-- Goal --
Look for the string "screenshot" in every line, and copy each line that has it.

-- Data to use --
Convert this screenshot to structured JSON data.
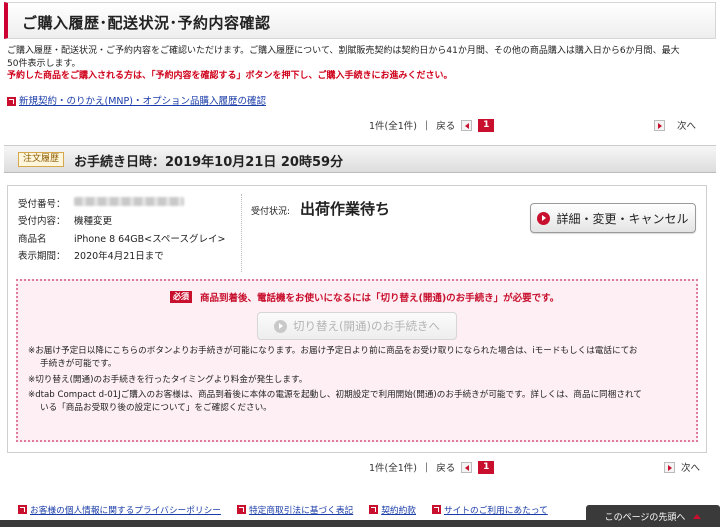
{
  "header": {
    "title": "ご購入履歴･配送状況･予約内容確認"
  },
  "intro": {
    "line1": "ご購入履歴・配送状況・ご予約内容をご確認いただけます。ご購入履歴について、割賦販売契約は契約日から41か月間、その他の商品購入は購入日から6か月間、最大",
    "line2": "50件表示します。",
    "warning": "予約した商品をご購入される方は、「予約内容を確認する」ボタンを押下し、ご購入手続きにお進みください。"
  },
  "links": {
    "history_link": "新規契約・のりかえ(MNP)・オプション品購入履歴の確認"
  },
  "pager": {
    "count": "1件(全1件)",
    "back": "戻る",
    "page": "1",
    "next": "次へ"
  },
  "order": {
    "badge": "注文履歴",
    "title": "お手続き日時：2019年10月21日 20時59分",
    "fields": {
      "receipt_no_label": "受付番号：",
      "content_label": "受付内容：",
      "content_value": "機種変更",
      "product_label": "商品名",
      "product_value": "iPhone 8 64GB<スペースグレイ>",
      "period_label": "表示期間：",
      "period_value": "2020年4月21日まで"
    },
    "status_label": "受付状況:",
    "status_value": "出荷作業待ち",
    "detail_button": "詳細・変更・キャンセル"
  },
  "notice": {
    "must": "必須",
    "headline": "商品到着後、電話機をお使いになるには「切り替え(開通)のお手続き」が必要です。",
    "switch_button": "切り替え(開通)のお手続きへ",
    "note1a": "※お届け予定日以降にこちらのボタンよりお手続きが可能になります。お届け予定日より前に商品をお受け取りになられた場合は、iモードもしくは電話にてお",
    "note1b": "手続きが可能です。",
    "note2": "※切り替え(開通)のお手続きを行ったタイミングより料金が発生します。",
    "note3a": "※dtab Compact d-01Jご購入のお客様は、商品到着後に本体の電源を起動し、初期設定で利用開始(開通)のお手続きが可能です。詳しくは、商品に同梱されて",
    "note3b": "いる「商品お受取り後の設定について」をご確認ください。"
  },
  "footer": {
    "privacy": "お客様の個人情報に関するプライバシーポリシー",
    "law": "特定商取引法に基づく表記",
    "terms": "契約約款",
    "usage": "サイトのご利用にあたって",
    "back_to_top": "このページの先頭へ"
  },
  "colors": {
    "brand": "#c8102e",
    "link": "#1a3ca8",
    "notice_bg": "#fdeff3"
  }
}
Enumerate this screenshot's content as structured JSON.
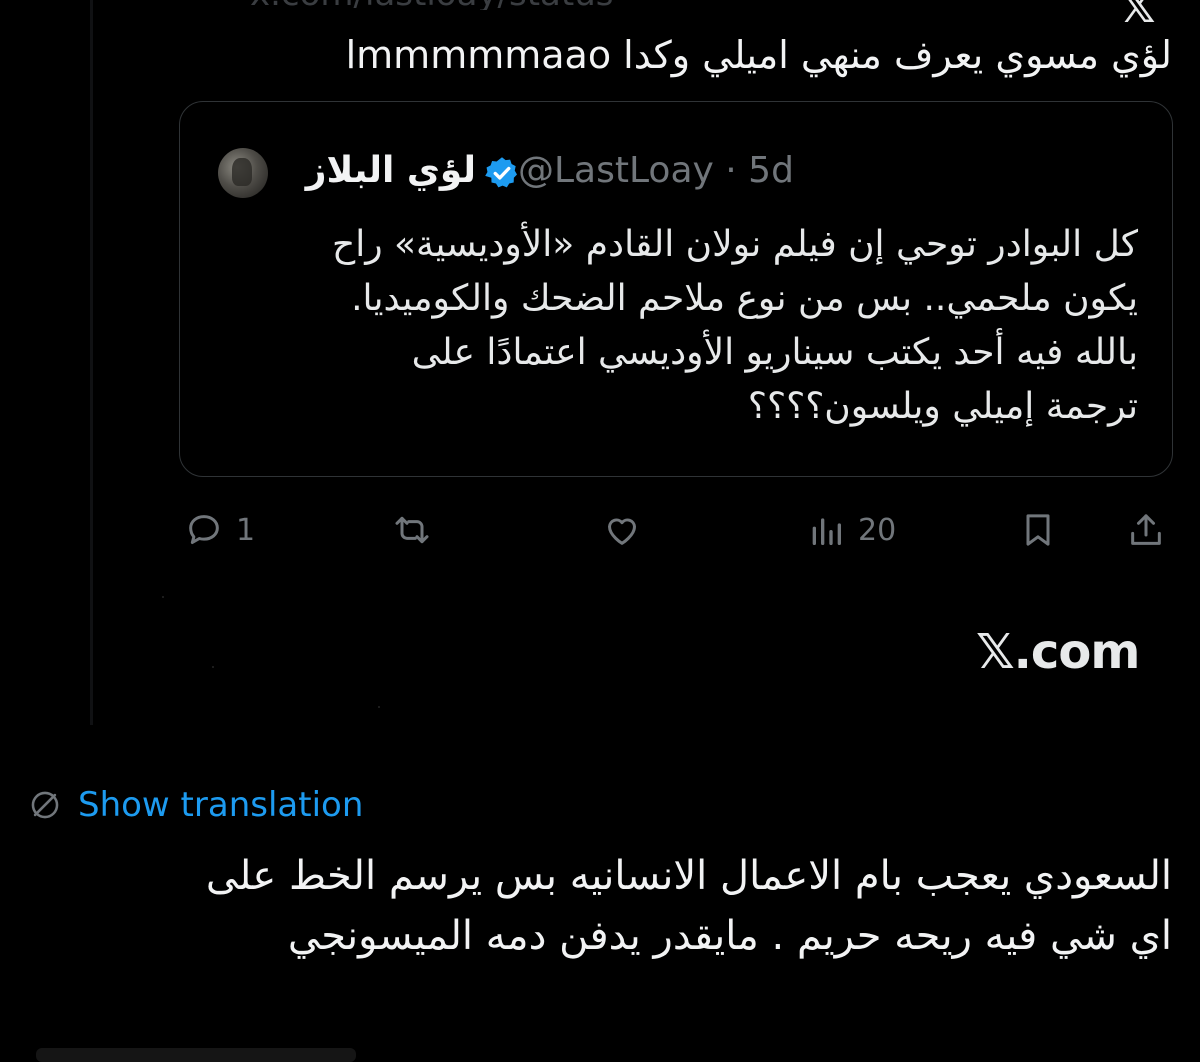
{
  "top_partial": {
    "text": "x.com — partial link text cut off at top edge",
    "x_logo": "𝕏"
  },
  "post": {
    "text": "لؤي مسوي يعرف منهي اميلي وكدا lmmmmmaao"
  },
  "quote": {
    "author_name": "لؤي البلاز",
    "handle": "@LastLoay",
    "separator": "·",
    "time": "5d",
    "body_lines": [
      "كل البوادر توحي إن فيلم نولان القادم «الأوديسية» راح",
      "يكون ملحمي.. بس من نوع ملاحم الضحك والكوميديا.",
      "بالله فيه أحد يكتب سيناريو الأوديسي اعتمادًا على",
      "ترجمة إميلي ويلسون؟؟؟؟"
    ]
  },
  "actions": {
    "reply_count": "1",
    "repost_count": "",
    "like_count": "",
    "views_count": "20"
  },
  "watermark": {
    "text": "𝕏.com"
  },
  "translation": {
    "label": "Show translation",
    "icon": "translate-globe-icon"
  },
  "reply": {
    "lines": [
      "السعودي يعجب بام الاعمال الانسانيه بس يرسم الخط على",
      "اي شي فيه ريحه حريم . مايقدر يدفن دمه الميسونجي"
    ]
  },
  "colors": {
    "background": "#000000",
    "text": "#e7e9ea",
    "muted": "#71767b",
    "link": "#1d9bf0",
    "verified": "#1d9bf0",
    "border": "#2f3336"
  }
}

---

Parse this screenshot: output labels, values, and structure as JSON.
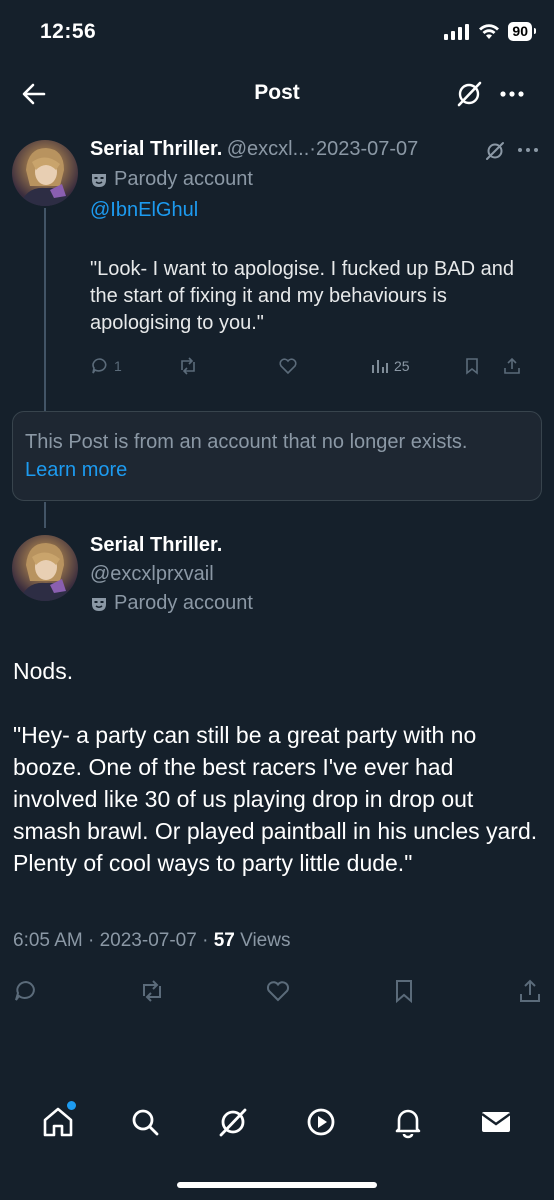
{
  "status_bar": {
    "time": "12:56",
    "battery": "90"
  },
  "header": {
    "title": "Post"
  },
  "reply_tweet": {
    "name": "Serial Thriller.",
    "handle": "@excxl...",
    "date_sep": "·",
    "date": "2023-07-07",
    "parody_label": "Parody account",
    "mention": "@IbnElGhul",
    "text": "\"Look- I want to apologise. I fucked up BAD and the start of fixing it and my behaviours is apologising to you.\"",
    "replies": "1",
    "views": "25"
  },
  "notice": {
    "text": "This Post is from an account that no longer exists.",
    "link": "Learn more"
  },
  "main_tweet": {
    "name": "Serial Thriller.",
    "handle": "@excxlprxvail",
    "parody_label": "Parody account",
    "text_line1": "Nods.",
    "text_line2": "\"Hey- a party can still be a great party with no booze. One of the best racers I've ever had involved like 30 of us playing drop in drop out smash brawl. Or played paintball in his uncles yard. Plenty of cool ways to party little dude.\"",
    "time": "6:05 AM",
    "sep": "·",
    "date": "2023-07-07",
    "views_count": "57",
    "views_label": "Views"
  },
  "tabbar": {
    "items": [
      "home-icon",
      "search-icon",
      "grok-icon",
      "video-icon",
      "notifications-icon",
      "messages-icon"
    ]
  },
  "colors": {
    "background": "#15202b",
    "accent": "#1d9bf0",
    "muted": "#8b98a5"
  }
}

-- Expected output --
Convert this screenshot to structured JSON data.
Enumerate this screenshot's content as structured JSON.
Parse this screenshot: output labels, values, and structure as JSON.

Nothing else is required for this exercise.